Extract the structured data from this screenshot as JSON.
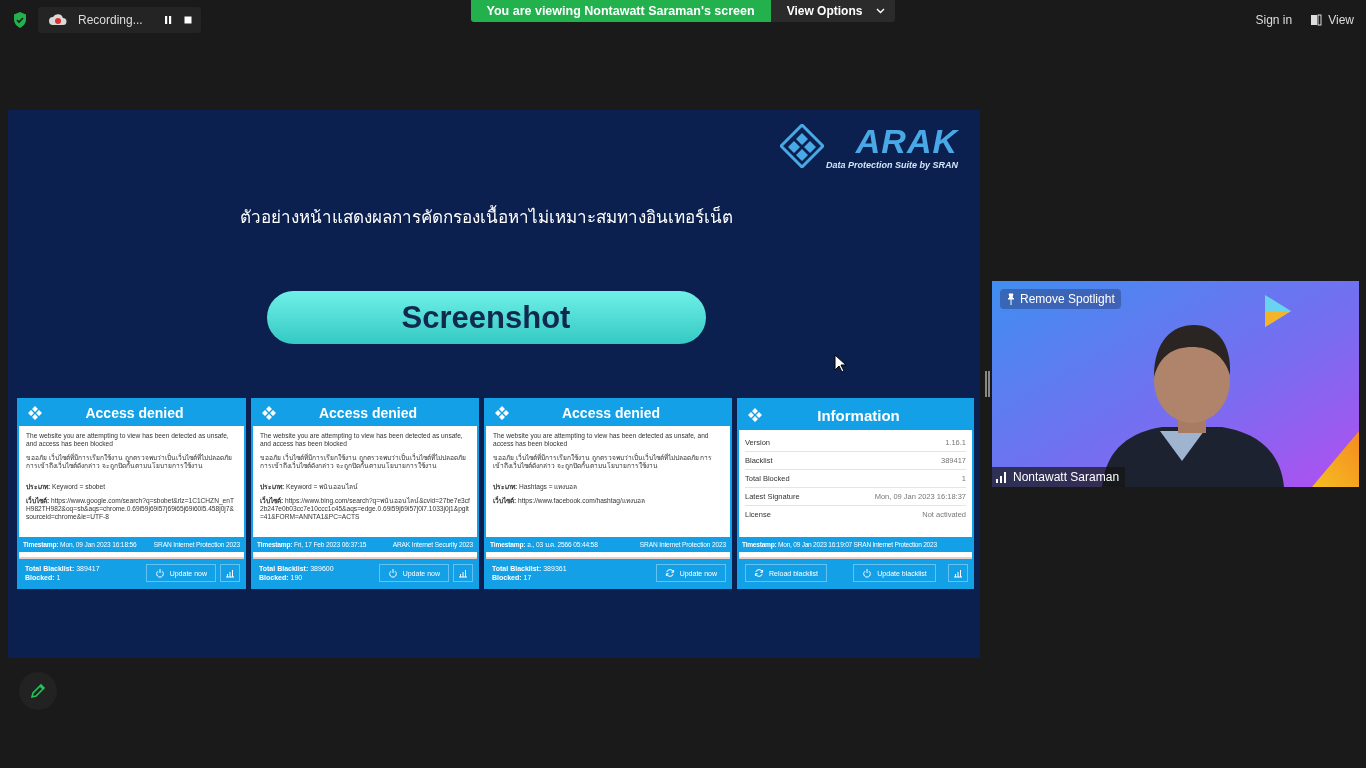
{
  "top_bar": {
    "recording": {
      "label": "Recording..."
    },
    "viewing_banner": "You are viewing Nontawatt Saraman's screen",
    "view_options": "View Options",
    "sign_in": "Sign in",
    "view": "View"
  },
  "shared_screen": {
    "logo": {
      "name": "ARAK",
      "tagline": "Data Protection Suite by SRAN"
    },
    "title": "ตัวอย่างหน้าแสดงผลการคัดกรองเนื้อหาไม่เหมาะสมทางอินเทอร์เน็ต",
    "heading": "Screenshot",
    "cards": [
      {
        "kind": "denied",
        "title": "Access denied",
        "message_en": "The website you are attempting to view has been detected as unsafe, and access has been blocked",
        "message_th": "ขออภัย เว็บไซต์ที่มีการเรียกใช้งาน ถูกตรวจพบว่าเป็นเว็บไซต์ที่ไม่ปลอดภัย การเข้าถึงเว็บไซต์ดังกล่าว จะถูกปิดกั้นตามนโยบายการใช้งาน",
        "type": "**ประเภท:** Keyword = sbobet",
        "site": "**เว็บไซต์:** https://www.google.com/search?q=sbobet&rlz=1C1CHZN_enTH982TH982&oq=sb&aqs=chrome.0.69i59j69i57j69i65j69i60l5.458j0j7&sourceid=chrome&ie=UTF-8",
        "timestamp": "**Timestamp:** Mon, 09 Jan 2023 16:18:56",
        "product": "SRAN Internet Protection 2023",
        "totals": [
          "**Total Blacklist:** 389417",
          "**Blocked:** 1"
        ],
        "buttons": [
          {
            "kind": "update",
            "label": "Update now"
          },
          {
            "kind": "stats"
          }
        ]
      },
      {
        "kind": "denied",
        "title": "Access denied",
        "message_en": "The website you are attempting to view has been detected as unsafe, and access has been blocked",
        "message_th": "ขออภัย เว็บไซต์ที่มีการเรียกใช้งาน ถูกตรวจพบว่าเป็นเว็บไซต์ที่ไม่ปลอดภัย การเข้าถึงเว็บไซต์ดังกล่าว จะถูกปิดกั้นตามนโยบายการใช้งาน",
        "type": "**ประเภท:** Keyword = พนันออนไลน์",
        "site": "**เว็บไซต์:** https://www.bing.com/search?q=พนันออนไลน์&cvid=27be7e3cf2b247e0b03cc7e10ccc1c45&aqs=edge.0.69i59j69i57j0l7.1033j0j1&pglt=41&FORM=ANNTA1&PC=ACTS",
        "timestamp": "**Timestamp:** Fri, 17 Feb 2023 06:37:15",
        "product": "ARAK Internet Security 2023",
        "totals": [
          "**Total Blacklist:** 389600",
          "**Blocked:** 190"
        ],
        "buttons": [
          {
            "kind": "update",
            "label": "Update now"
          },
          {
            "kind": "stats"
          }
        ]
      },
      {
        "kind": "denied",
        "title": "Access denied",
        "message_en": "The website you are attempting to view has been detected as unsafe, and access has been blocked",
        "message_th": "ขออภัย เว็บไซต์ที่มีการเรียกใช้งาน ถูกตรวจพบว่าเป็นเว็บไซต์ที่ไม่ปลอดภัย การเข้าถึงเว็บไซต์ดังกล่าว จะถูกปิดกั้นตามนโยบายการใช้งาน",
        "type": "**ประเภท:** Hashtags = แทงบอล",
        "site": "**เว็บไซต์:** https://www.facebook.com/hashtag/แทงบอล",
        "timestamp": "**Timestamp:** อ., 03 ม.ค. 2566 05:44:58",
        "product": "SRAN Internet Protection 2023",
        "totals": [
          "**Total Blacklist:** 389361",
          "**Blocked:** 17"
        ],
        "buttons": [
          {
            "kind": "sync",
            "label": "Update now"
          }
        ]
      },
      {
        "kind": "info",
        "title": "Information",
        "rows": [
          {
            "label": "Version",
            "value": "1.16.1"
          },
          {
            "label": "Blacklist",
            "value": "389417"
          },
          {
            "label": "Total Blocked",
            "value": "1"
          },
          {
            "label": "Latest Signature",
            "value": "Mon, 09 Jan 2023 16:18:37"
          },
          {
            "label": "License",
            "value": "Not activated"
          }
        ],
        "timestamp": "**Timestamp:** Mon, 09 Jan 2023 16:19:07 SRAN Internet Protection 2023",
        "buttons": [
          {
            "kind": "sync",
            "label": "Reload blacklist"
          },
          {
            "kind": "update",
            "label": "Update blacklist"
          },
          {
            "kind": "stats"
          }
        ]
      }
    ]
  },
  "video": {
    "remove_spotlight": "Remove Spotlight",
    "participant": "Nontawatt Saraman"
  }
}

----------

--- GOAL ---
How many lines in the entries contain the string "ARAK"? Answer with the number only.

--- RESULT ---
2